韓国映画「王の運命—歴史を変えた八日間」より

――この映画を作ったきっかけはなんですか。

思悼世子のこの事件は韓国の人がみなよく知っており、これまでも映画やドラマなどで多く取り上げられてきました。今回は権力闘争といった政治の話ではなく、より新しい観点から、父と息子という家族をテーマにしました。

250年前のストーリーですが、ここに描かれている世代間の葛藤は昔もいまも変わりません。現在の韓国社会にも通じるところがあると思っています。

――韓国国内の反応はどんなものでしたか。

昨年公開されましたが、620万人の動員があり、おしなべて好評でした。思悼世子の描き方については、権力争いの犠牲になった彼のことをあまりにも家族の出来事のように捉えているという批判が、学者や専門家からありました。でもそういった批判があったことで話題となり、一層、知られるようになった側面もあります。韓国の人々には、新しいストーリーとして受け入れられました。

――家族関係がテーマとのことですが、人々はどう受け止めたのでしょうか。

昔の話を通して今の自分たちの社会と照らし合わせています。既存世代は英祖に理解を示し、一方、若い人たちは、息子の思悼世子の葛藤や考えに近いと思ったようです。このように、いまでも世代間の乖離があるんです。この映画は、現代社会の鏡を見ているようだと、そんな反応が多かったです。

――ストーリーでの工夫は。

毎回、いままで撮ってきたものとは違うものをつくりたいという欲が出てきます。今回の映画は、人間の心理そして感情に重点を置きたいと思いました。それ以外のところは他の作品よりも薄くしています。

――英祖を演じたのは日本でも知られる国民的俳優のソン・ガンホです。キャスティングは満足できるものでしたか。

#### [課題]
1 > 映画のインタビューで聞き手が投げかけた質問を、文言を変えずにすべて書き出してください。
2 > 映画のインタビューのうち、「昨年公開されましたが、620」を含む語句で始まり「いるようだと、そんな反応が多かったです。」で終わる部分を、一字一句そのまま書き写してください。
3 > 映画のインタビューを、最後の一文の直後から書き継いでください。
このあとのデータは、映画のインタビューとは別の出典から採ったものです。

データセットの項目:
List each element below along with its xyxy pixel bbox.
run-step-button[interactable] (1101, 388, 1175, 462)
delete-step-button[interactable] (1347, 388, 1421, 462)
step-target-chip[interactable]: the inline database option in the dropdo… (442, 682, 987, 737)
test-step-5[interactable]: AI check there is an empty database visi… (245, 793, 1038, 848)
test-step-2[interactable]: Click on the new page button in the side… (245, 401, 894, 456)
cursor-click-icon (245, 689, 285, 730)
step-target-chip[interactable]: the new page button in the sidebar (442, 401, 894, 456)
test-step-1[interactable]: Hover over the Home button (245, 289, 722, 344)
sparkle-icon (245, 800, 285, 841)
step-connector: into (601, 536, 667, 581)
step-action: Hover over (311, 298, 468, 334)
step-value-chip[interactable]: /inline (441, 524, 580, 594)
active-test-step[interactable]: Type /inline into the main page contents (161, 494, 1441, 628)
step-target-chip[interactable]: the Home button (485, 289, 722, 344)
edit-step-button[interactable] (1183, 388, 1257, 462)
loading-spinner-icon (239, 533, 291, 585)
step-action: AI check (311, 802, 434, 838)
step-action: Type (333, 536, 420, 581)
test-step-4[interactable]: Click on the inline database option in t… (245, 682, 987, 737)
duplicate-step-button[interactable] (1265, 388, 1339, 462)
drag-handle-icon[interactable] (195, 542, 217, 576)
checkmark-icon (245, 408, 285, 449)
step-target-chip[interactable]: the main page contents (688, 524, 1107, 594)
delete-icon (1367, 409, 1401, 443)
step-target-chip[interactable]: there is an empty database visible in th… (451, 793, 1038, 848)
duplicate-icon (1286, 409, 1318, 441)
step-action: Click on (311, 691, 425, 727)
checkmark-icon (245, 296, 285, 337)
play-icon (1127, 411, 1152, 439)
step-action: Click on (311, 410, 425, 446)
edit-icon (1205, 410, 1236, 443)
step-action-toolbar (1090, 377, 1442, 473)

#### [解答]
1 >
- この映画を作ったきっかけはなんですか。
- 韓国国内の反応はどんなものでしたか。
- 家族関係がテーマとのことですが、人々はどう受け止めたのでしょうか。
- ストーリーでの工夫は。
- 英祖を演じたのは日本でも知られる国民的俳優のソン・ガンホです。キャスティングは満足できるものでしたか。

2 >
昨年公開されましたが、620万人の動員があり、おしなべて好評でした。思悼世子の描き方については、権力争いの犠牲になった彼のことをあまりにも家族の出来事のように捉えているという批判が、学者や専門家からありました。でもそういった批判があったことで話題となり、一層、知られるようになった側面もあります。韓国の人々には、新しいストーリーとして受け入れられました。

――家族関係がテーマとのことですが、人々はどう受け止めたのでしょうか。

昔の話を通して今の自分たちの社会と照らし合わせています。既存世代は英祖に理解を示し、一方、若い人たちは、息子の思悼世子の葛藤や考えに近いと思ったようです。このように、いまでも世代間の乖離があるんです。この映画は、現代社会の鏡を見ているようだと、そんな反応が多かったです。

3 >
ほぼ欠陥のないキャスティングでした。ソン・ガンホはいままでと違う面を見せてくれたと思います。

――日本人へ伝えたいのはどういった点ですか。

映画は事前の十分な知識があるから分かるということではありません。何げなしに見に行って感じることができるのが映画なんです。日本の方が思悼世子について知らなくても楽しむことができます。人間の関係の基礎となる家族の関係、特に父と息子、孫との人間関係と感情をみてもらえればいいいと思います。

…………

『王の運命―歴史を変えた八日間―』

配給:ハーク

監督:イ・ジュニク(『王の男』『ソウォン/願い』)撮影:キム・テギョン 美術:カン・スンヨン(『王の男』)

音楽:パン・ジュンソク(『ソウォン/願い、』)

出演:ソン・ガンホ(『スノーピアサー』) ユ・アイン(『ベテラン』) ムン・グニョン(『ダンサーの純情』)

キム・ヘスク(『10人の泥棒たち』) チョン・ヘジン(『テロ、ライブ』) ソ・ジソブ(『会社員』)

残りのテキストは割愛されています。